Singapore cuts 2013 CPI outlook

SINGAPORE'S central bank lowered its inflation outlook for the year on Tuesday but said it was concerned about household debt levels as interest rates looked set to rise.
The Monetary Authority of Singapore (MAS) revised downwards its inflation forecast for 2013 to 2-3 per cent from an earlier 3-4 per cent, citing the sharp fall in car prices earlier this year as well as a slower rise in accommodation costs.
Economic growth this year will "comfortably" meet the official forecast of 1-3 per cent, the central bank added, citing the strengthening US economy and Japan's expansionary policies that will likely offset headwinds from a slowdown in China and easing public spending in some Southeast Asian countries.
"For the first time in three years, CPI inflation has come down closer to historical trends and within MAS's comfort range," MAS managing director Ravi Menon said during a press briefing for the release of the central bank's annual report.

# Dataset rows:
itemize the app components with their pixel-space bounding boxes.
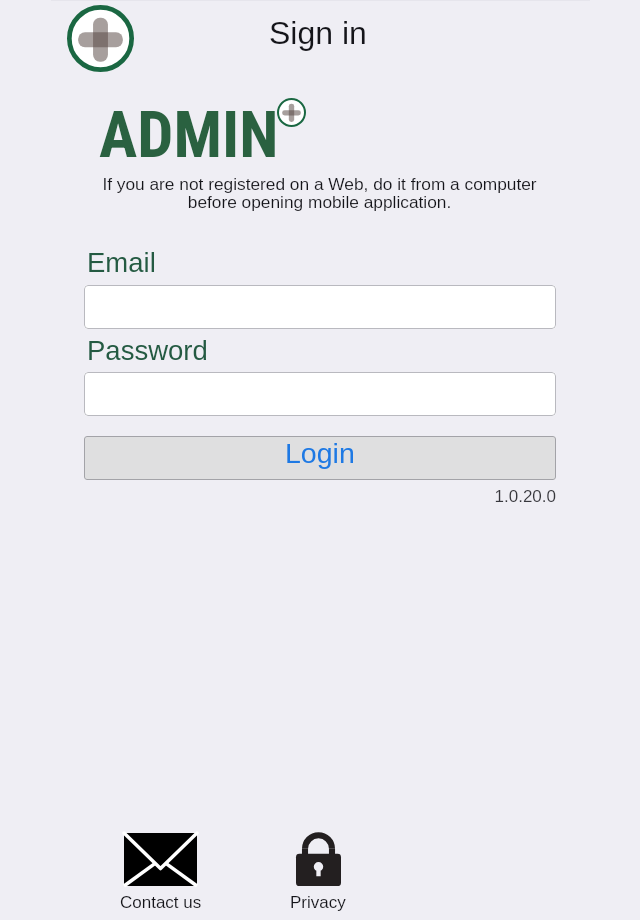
button[interactable]: Password input	[84, 372, 556, 416]
button[interactable]: Email input	[84, 285, 556, 329]
button[interactable]: Open menu	[67, 5, 134, 72]
staticText: Privacy	[290, 893, 346, 912]
staticText: Email	[87, 247, 156, 278]
staticText: ADMIN	[99, 98, 279, 173]
staticText: If you are not registered on a Web, do i…	[88, 174, 551, 211]
staticText: Sign in	[269, 15, 367, 51]
staticText: Contact us	[120, 893, 202, 912]
button[interactable]: Contact us	[80, 833, 241, 912]
staticText: Login	[285, 437, 355, 469]
button[interactable]: Login	[84, 436, 556, 480]
staticText: 1.0.20.0	[356, 487, 556, 506]
staticText: Password	[87, 335, 208, 366]
button[interactable]: Privacy	[238, 832, 398, 912]
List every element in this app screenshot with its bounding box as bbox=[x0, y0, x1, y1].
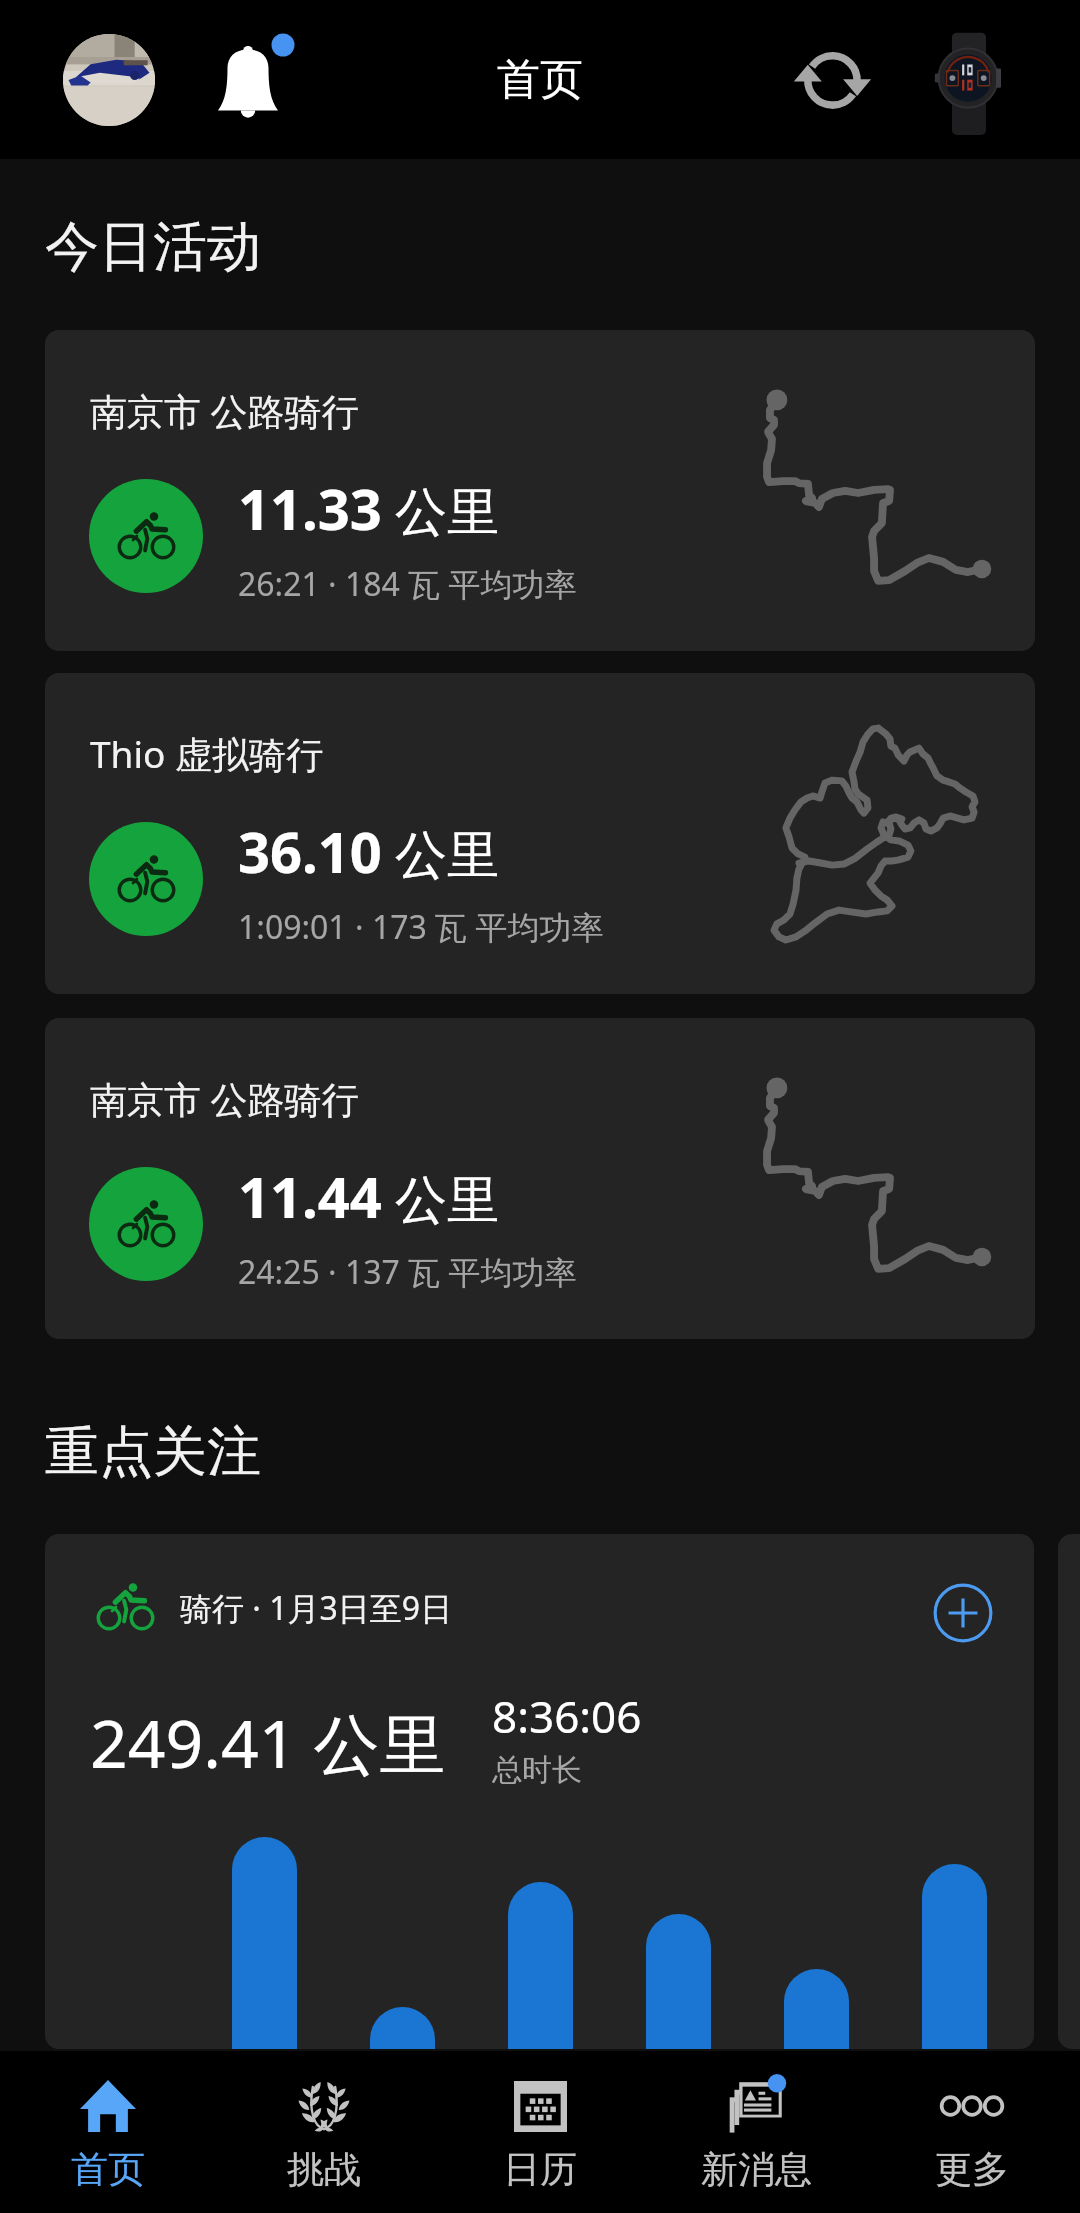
staticText: 总时长 bbox=[492, 1751, 582, 1789]
staticText: 更多 bbox=[935, 2146, 1009, 2193]
staticText: 公里 bbox=[395, 823, 499, 889]
button[interactable]: 挑战 bbox=[216, 2051, 432, 2213]
button[interactable]: Sync bbox=[782, 30, 882, 130]
staticText: 24:25 · 137 瓦 平均功率 bbox=[238, 1250, 577, 1294]
staticText: 1:09:01 · 173 瓦 平均功率 bbox=[238, 905, 604, 949]
staticText: 南京市 公路骑行 bbox=[90, 1073, 359, 1124]
staticText: 今日活动 bbox=[45, 213, 261, 281]
button[interactable]: Watch device bbox=[898, 16, 1022, 144]
staticText: 首页 bbox=[71, 2146, 145, 2193]
staticText: 公里 bbox=[395, 480, 499, 546]
button[interactable]: 南京市 公路骑行 bbox=[45, 330, 1035, 651]
staticText: 11.44 bbox=[238, 1158, 382, 1234]
button[interactable]: 骑行 · 1月3日至9日 bbox=[45, 1534, 1034, 2049]
staticText: 挑战 bbox=[287, 2146, 361, 2193]
staticText: 新消息 bbox=[701, 2146, 812, 2193]
staticText: 公里 bbox=[395, 1168, 499, 1234]
button[interactable]: 南京市 公路骑行 bbox=[45, 1018, 1035, 1339]
button[interactable]: Profile bbox=[63, 34, 155, 126]
button[interactable]: Thio 虚拟骑行 bbox=[45, 673, 1035, 994]
button[interactable]: 首页 bbox=[0, 2051, 216, 2213]
staticText: 日历 bbox=[503, 2146, 577, 2193]
staticText: Thio 虚拟骑行 bbox=[90, 728, 323, 779]
button[interactable]: Notifications bbox=[200, 30, 300, 130]
button[interactable]: 日历 bbox=[432, 2051, 648, 2213]
staticText: 首页 bbox=[497, 53, 583, 107]
button[interactable]: 更多 bbox=[864, 2051, 1080, 2213]
staticText: 249.41 公里 bbox=[90, 1697, 446, 1787]
staticText: 8:36:06 bbox=[492, 1686, 642, 1746]
staticText: 重点关注 bbox=[45, 1418, 261, 1486]
button[interactable]: 新消息 bbox=[648, 2051, 864, 2213]
staticText: 11.33 bbox=[238, 470, 382, 546]
button[interactable]: Add goal bbox=[927, 1577, 999, 1649]
staticText: 骑行 · 1月3日至9日 bbox=[180, 1586, 453, 1630]
staticText: 南京市 公路骑行 bbox=[90, 385, 359, 436]
staticText: 26:21 · 184 瓦 平均功率 bbox=[238, 562, 577, 606]
staticText: 36.10 bbox=[238, 813, 382, 889]
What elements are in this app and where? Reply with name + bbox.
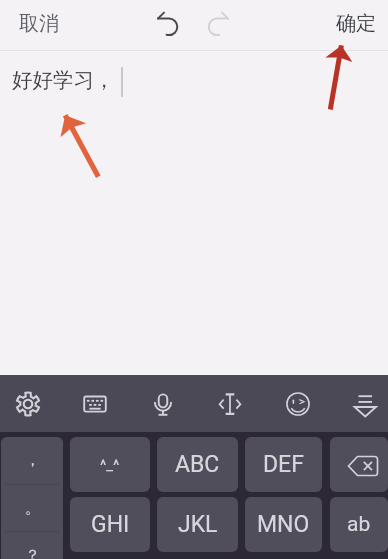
button[interactable]: 确定 [318,1,388,50]
button[interactable]: Voice input [139,375,187,432]
button[interactable]: Keyboard layout [71,375,119,432]
staticText: ab [347,512,371,537]
button[interactable]: Backspace [330,437,388,492]
staticText: ABC [175,451,220,478]
button[interactable]: Redo [198,2,244,48]
staticText: 确定 [336,11,376,36]
button[interactable]: JKL [157,497,238,552]
button[interactable]: ABC [157,437,238,492]
button[interactable]: ， [1,437,63,559]
button[interactable]: Settings [4,375,52,432]
staticText: 。 [25,499,40,518]
button[interactable]: 取消 [0,1,77,50]
button[interactable]: Move cursor [206,375,254,432]
button[interactable]: Hide keyboard [341,375,388,432]
button[interactable]: Undo [142,2,188,48]
button[interactable]: GHI [70,497,150,552]
staticText: ， [25,451,40,470]
button[interactable]: ab [330,497,388,552]
button[interactable]: ^_^ [70,437,150,492]
staticText: JKL [178,511,218,538]
staticText: ？ [25,546,40,559]
staticText: ^_^ [100,456,120,474]
staticText: 好好学习， [12,67,115,93]
button[interactable]: Emoji [274,375,322,432]
staticText: MNO [257,511,310,538]
staticText: 取消 [19,11,59,36]
staticText: DEF [263,451,304,478]
button[interactable]: DEF [245,437,322,492]
staticText: GHI [91,511,130,538]
button[interactable]: MNO [245,497,322,552]
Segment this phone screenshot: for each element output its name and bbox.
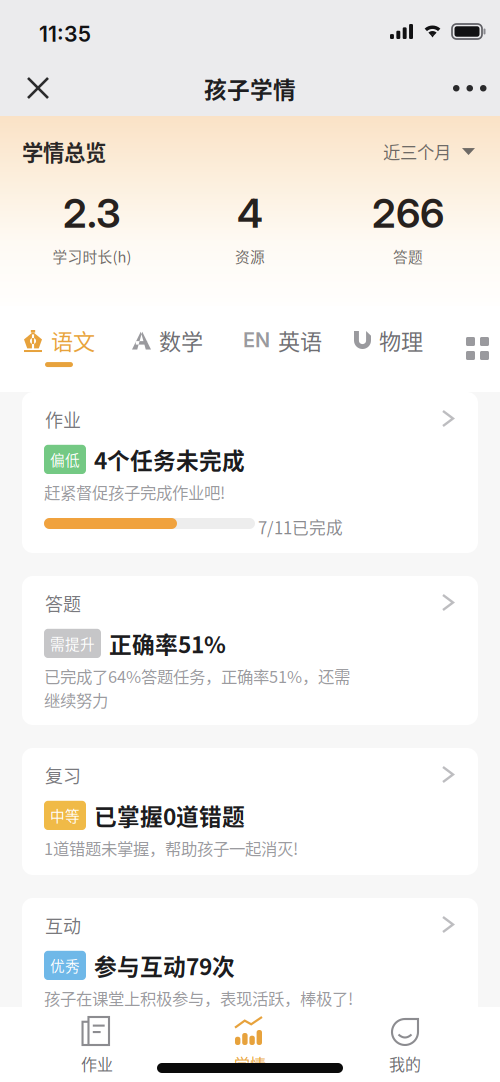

# Brief:
In the article on Singapore's inflation outlook, to what range did the Monetary Authority of Singapore lower its 2013 inflation forecast?

# Full response:
2-3 percent, down from an earlier 3-4 percent.